--- begin Input for this task ---

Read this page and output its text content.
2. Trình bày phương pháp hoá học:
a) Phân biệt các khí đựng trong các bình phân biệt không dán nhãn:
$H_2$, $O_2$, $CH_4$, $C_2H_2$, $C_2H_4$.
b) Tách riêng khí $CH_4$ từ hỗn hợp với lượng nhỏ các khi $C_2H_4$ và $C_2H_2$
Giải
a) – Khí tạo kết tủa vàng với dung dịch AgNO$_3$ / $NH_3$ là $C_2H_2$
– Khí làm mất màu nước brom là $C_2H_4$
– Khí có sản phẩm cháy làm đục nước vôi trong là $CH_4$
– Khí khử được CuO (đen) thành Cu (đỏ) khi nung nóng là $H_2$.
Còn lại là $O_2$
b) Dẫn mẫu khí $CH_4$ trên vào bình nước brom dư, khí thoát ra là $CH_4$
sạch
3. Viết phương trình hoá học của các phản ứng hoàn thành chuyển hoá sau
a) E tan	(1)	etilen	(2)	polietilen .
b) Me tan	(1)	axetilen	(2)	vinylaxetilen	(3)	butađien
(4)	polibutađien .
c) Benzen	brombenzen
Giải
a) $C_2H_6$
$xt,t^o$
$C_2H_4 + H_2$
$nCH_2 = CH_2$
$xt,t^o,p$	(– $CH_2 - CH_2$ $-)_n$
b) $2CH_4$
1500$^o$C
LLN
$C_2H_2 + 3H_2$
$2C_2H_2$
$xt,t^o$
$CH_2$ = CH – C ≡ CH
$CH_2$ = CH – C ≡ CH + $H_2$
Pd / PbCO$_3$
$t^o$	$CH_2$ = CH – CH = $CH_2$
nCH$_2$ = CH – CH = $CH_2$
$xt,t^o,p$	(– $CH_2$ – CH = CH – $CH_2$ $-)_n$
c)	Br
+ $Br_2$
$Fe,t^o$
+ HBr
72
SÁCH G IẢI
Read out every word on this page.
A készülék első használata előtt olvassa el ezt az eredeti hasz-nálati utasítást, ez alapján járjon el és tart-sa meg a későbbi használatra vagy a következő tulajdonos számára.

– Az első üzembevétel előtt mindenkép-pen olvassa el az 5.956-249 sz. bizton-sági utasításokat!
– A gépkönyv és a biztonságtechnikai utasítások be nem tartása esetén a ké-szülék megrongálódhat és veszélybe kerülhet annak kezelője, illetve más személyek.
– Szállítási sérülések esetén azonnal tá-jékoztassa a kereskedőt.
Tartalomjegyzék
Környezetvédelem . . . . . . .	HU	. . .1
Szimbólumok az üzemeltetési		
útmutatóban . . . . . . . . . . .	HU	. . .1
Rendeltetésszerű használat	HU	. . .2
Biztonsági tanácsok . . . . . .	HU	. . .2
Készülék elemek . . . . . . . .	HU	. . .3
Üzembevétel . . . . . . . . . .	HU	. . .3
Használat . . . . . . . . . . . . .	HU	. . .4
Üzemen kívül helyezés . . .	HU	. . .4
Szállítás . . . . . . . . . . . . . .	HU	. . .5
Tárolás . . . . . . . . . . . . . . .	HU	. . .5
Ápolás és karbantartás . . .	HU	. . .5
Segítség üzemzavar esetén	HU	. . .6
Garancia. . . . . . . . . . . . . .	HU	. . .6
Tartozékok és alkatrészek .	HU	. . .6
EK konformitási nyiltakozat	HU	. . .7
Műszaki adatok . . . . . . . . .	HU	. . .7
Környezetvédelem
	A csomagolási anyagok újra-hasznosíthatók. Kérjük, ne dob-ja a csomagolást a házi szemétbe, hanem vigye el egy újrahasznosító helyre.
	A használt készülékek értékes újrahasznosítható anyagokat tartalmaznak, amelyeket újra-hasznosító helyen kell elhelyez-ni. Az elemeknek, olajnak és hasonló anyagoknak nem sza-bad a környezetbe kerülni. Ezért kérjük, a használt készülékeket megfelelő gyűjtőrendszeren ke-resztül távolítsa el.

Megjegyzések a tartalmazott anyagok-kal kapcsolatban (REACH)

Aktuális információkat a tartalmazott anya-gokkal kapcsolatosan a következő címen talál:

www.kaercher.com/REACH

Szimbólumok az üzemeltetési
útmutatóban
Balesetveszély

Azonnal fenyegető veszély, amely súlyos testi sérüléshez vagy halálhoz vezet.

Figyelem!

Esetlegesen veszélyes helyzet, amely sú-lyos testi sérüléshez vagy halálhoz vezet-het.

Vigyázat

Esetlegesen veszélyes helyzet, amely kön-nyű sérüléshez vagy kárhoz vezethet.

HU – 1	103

--- end Input for this task ---

* **Work instructions**: Quote the listing in full, please, keeping every line exact.

* **Reply to the exercise**:
Read this page and output its text content.
2. Trình bày phương pháp hoá học:
a) Phân biệt các khí đựng trong các bình phân biệt không dán nhãn:
$H_2$, $O_2$, $CH_4$, $C_2H_2$, $C_2H_4$.
b) Tách riêng khí $CH_4$ từ hỗn hợp với lượng nhỏ các khi $C_2H_4$ và $C_2H_2$
Giải
a) – Khí tạo kết tủa vàng với dung dịch AgNO$_3$ / $NH_3$ là $C_2H_2$
– Khí làm mất màu nước brom là $C_2H_4$
– Khí có sản phẩm cháy làm đục nước vôi trong là $CH_4$
– Khí khử được CuO (đen) thành Cu (đỏ) khi nung nóng là $H_2$.
Còn lại là $O_2$
b) Dẫn mẫu khí $CH_4$ trên vào bình nước brom dư, khí thoát ra là $CH_4$
sạch
3. Viết phương trình hoá học của các phản ứng hoàn thành chuyển hoá sau
a) E tan	(1)	etilen	(2)	polietilen .
b) Me tan	(1)	axetilen	(2)	vinylaxetilen	(3)	butađien
(4)	polibutađien .
c) Benzen	brombenzen
Giải
a) $C_2H_6$
$xt,t^o$
$C_2H_4 + H_2$
$nCH_2 = CH_2$
$xt,t^o,p$	(– $CH_2 - CH_2$ $-)_n$
b) $2CH_4$
1500$^o$C
LLN
$C_2H_2 + 3H_2$
$2C_2H_2$
$xt,t^o$
$CH_2$ = CH – C ≡ CH
$CH_2$ = CH – C ≡ CH + $H_2$
Pd / PbCO$_3$
$t^o$	$CH_2$ = CH – CH = $CH_2$
nCH$_2$ = CH – CH = $CH_2$
$xt,t^o,p$	(– $CH_2$ – CH = CH – $CH_2$ $-)_n$
c)	Br
+ $Br_2$
$Fe,t^o$
+ HBr
72
SÁCH G IẢI
Read out every word on this page.
A készülék első használata előtt olvassa el ezt az eredeti hasz-nálati utasítást, ez alapján járjon el és tart-sa meg a későbbi használatra vagy a következő tulajdonos számára.

– Az első üzembevétel előtt mindenkép-pen olvassa el az 5.956-249 sz. bizton-sági utasításokat!
– A gépkönyv és a biztonságtechnikai utasítások be nem tartása esetén a ké-szülék megrongálódhat és veszélybe kerülhet annak kezelője, illetve más személyek.
– Szállítási sérülések esetén azonnal tá-jékoztassa a kereskedőt.
Tartalomjegyzék
Környezetvédelem . . . . . . .	HU	. . .1
Szimbólumok az üzemeltetési		
útmutatóban . . . . . . . . . . .	HU	. . .1
Rendeltetésszerű használat	HU	. . .2
Biztonsági tanácsok . . . . . .	HU	. . .2
Készülék elemek . . . . . . . .	HU	. . .3
Üzembevétel . . . . . . . . . .	HU	. . .3
Használat . . . . . . . . . . . . .	HU	. . .4
Üzemen kívül helyezés . . .	HU	. . .4
Szállítás . . . . . . . . . . . . . .	HU	. . .5
Tárolás . . . . . . . . . . . . . . .	HU	. . .5
Ápolás és karbantartás . . .	HU	. . .5
Segítség üzemzavar esetén	HU	. . .6
Garancia. . . . . . . . . . . . . .	HU	. . .6
Tartozékok és alkatrészek .	HU	. . .6
EK konformitási nyiltakozat	HU	. . .7
Műszaki adatok . . . . . . . . .	HU	. . .7
Környezetvédelem
	A csomagolási anyagok újra-hasznosíthatók. Kérjük, ne dob-ja a csomagolást a házi szemétbe, hanem vigye el egy újrahasznosító helyre.
	A használt készülékek értékes újrahasznosítható anyagokat tartalmaznak, amelyeket újra-hasznosító helyen kell elhelyez-ni. Az elemeknek, olajnak és hasonló anyagoknak nem sza-bad a környezetbe kerülni. Ezért kérjük, a használt készülékeket megfelelő gyűjtőrendszeren ke-resztül távolítsa el.

Megjegyzések a tartalmazott anyagok-kal kapcsolatban (REACH)

Aktuális információkat a tartalmazott anya-gokkal kapcsolatosan a következő címen talál:

www.kaercher.com/REACH

Szimbólumok az üzemeltetési
útmutatóban
Balesetveszély

Azonnal fenyegető veszély, amely súlyos testi sérüléshez vagy halálhoz vezet.

Figyelem!

Esetlegesen veszélyes helyzet, amely sú-lyos testi sérüléshez vagy halálhoz vezet-het.

Vigyázat

Esetlegesen veszélyes helyzet, amely kön-nyű sérüléshez vagy kárhoz vezethet.

HU – 1	103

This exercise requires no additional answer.